Objective ▸ Every entry that follows should be repeated exactly; drop the images.

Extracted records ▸
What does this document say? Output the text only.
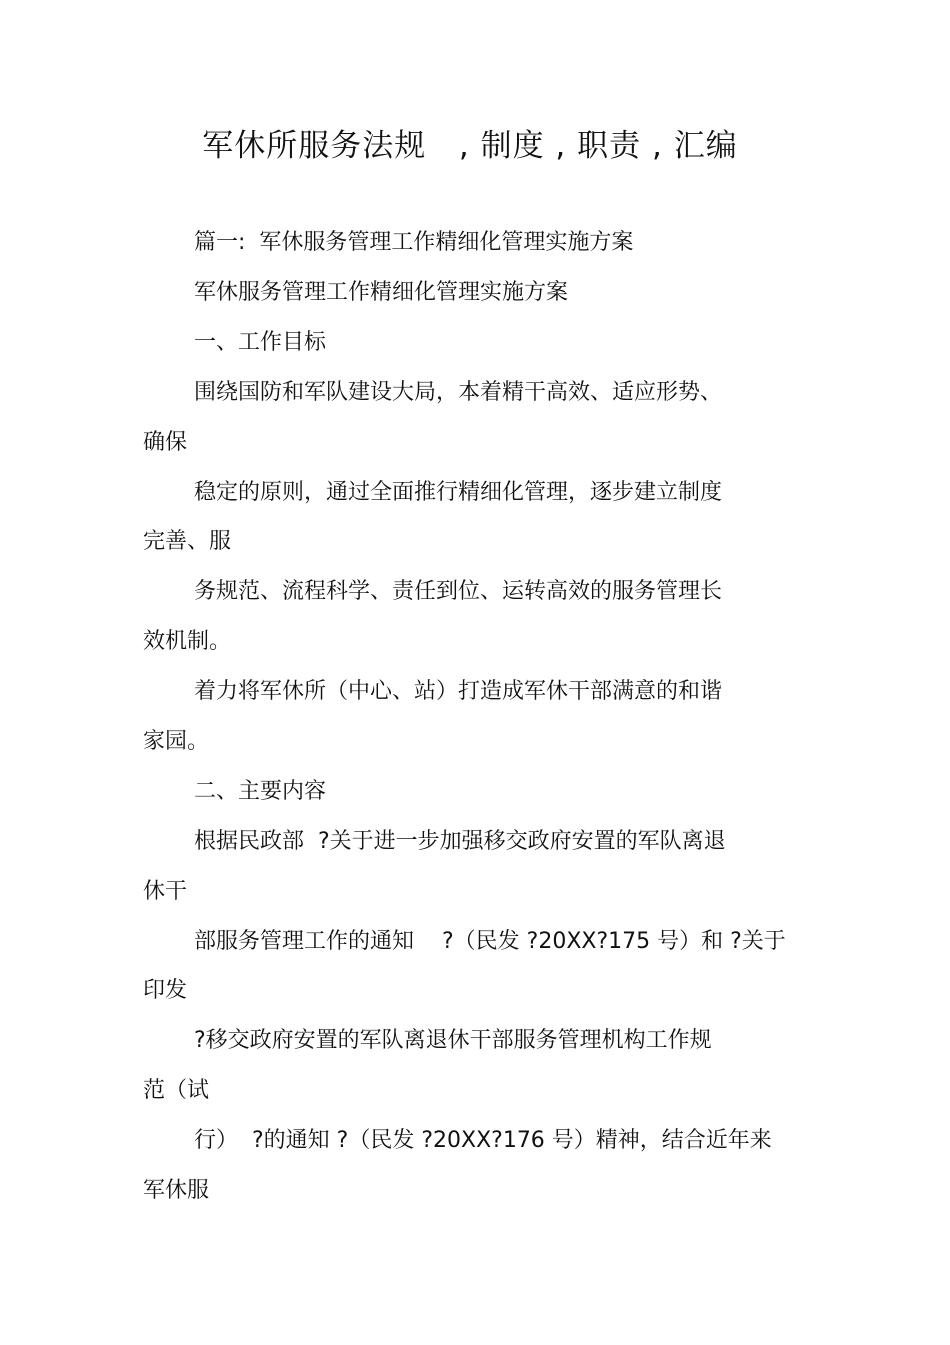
军休所服务法规   , 制度 , 职责 , 汇编
篇一:  军休服务管理工作精细化管理实施方案
军休服务管理工作精细化管理实施方案
一、工作目标
围绕国防和军队建设大局，本着精干高效、适应形势、
确保
稳定的原则，通过全面推行精细化管理，逐步建立制度
完善、服
务规范、流程科学、责任到位、运转高效的服务管理长
效机制。
着力将军休所（中心、站）打造成军休干部满意的和谐
家园。
二、主要内容
根据民政部  ?关于进一步加强移交政府安置的军队离退
休干
部服务管理工作的通知    ?（民发 ?20XX?175 号）和 ?关于
印发
?移交政府安置的军队离退休干部服务管理机构工作规
范（试
行）  ?的通知 ?（民发 ?20XX?176 号）精神，结合近年来
军休服
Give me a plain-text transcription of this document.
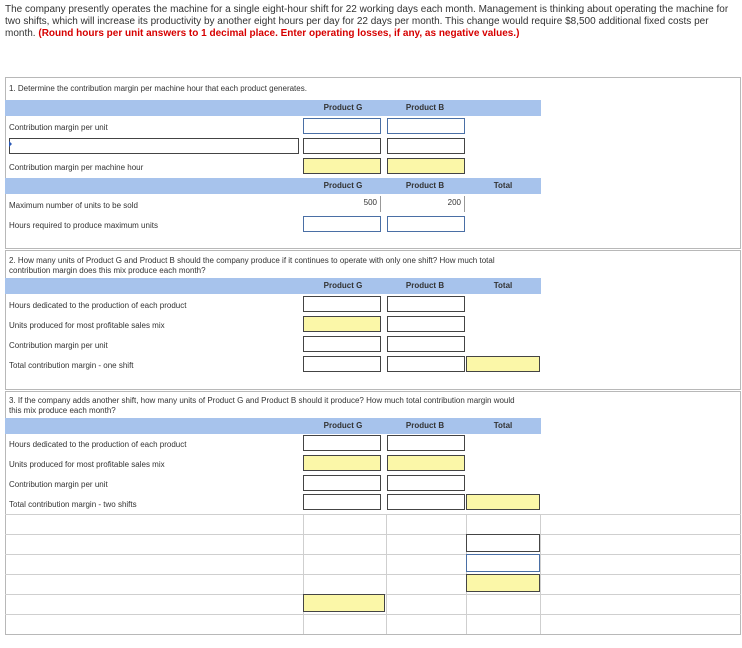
The company presently operates the machine for a single eight-hour shift for 22 working days each month. Management is thinking about operating the machine for two shifts, which will increase its productivity by another eight hours per day for 22 days per month. This change would require $8,500 additional fixed costs per month. (Round hours per unit answers to 1 decimal place. Enter operating losses, if any, as negative values.)
1. Determine the contribution margin per machine hour that each product generates.
Product G	Product B
Contribution margin per unit
Contribution margin per machine hour
Product G	Product B	Total
Maximum number of units to be sold	500	200
Hours required to produce maximum units
2. How many units of Product G and Product B should the company produce if it continues to operate with only one shift? How much total contribution margin does this mix produce each month?
Product G	Product B	Total
Hours dedicated to the production of each product
Units produced for most profitable sales mix
Contribution margin per unit
Total contribution margin - one shift
3. If the company adds another shift, how many units of Product G and Product B should it produce? How much total contribution margin would this mix produce each month?
Product G	Product B	Total
Hours dedicated to the production of each product
Units produced for most profitable sales mix
Contribution margin per unit
Total contribution margin - two shifts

Result below ▸
What does this document say? Output the text only.
军休所服务法规   , 制度 , 职责 , 汇编
篇一:  军休服务管理工作精细化管理实施方案
军休服务管理工作精细化管理实施方案
一、工作目标
围绕国防和军队建设大局，本着精干高效、适应形势、
确保
稳定的原则，通过全面推行精细化管理，逐步建立制度
完善、服
务规范、流程科学、责任到位、运转高效的服务管理长
效机制。
着力将军休所（中心、站）打造成军休干部满意的和谐
家园。
二、主要内容
根据民政部  ?关于进一步加强移交政府安置的军队离退
休干
部服务管理工作的通知    ?（民发 ?20XX?175 号）和 ?关于
印发
?移交政府安置的军队离退休干部服务管理机构工作规
范（试
行）  ?的通知 ?（民发 ?20XX?176 号）精神，结合近年来
军休服
Give me a plain-text transcription of this document.
The company presently operates the machine for a single eight-hour shift for 22 working days each month. Management is thinking about operating the machine for two shifts, which will increase its productivity by another eight hours per day for 22 days per month. This change would require $8,500 additional fixed costs per month. (Round hours per unit answers to 1 decimal place. Enter operating losses, if any, as negative values.)
1. Determine the contribution margin per machine hour that each product generates.
Product G	Product B
Contribution margin per unit
Contribution margin per machine hour
Product G	Product B	Total
Maximum number of units to be sold	500	200
Hours required to produce maximum units
2. How many units of Product G and Product B should the company produce if it continues to operate with only one shift? How much total contribution margin does this mix produce each month?
Product G	Product B	Total
Hours dedicated to the production of each product
Units produced for most profitable sales mix
Contribution margin per unit
Total contribution margin - one shift
3. If the company adds another shift, how many units of Product G and Product B should it produce? How much total contribution margin would this mix produce each month?
Product G	Product B	Total
Hours dedicated to the production of each product
Units produced for most profitable sales mix
Contribution margin per unit
Total contribution margin - two shifts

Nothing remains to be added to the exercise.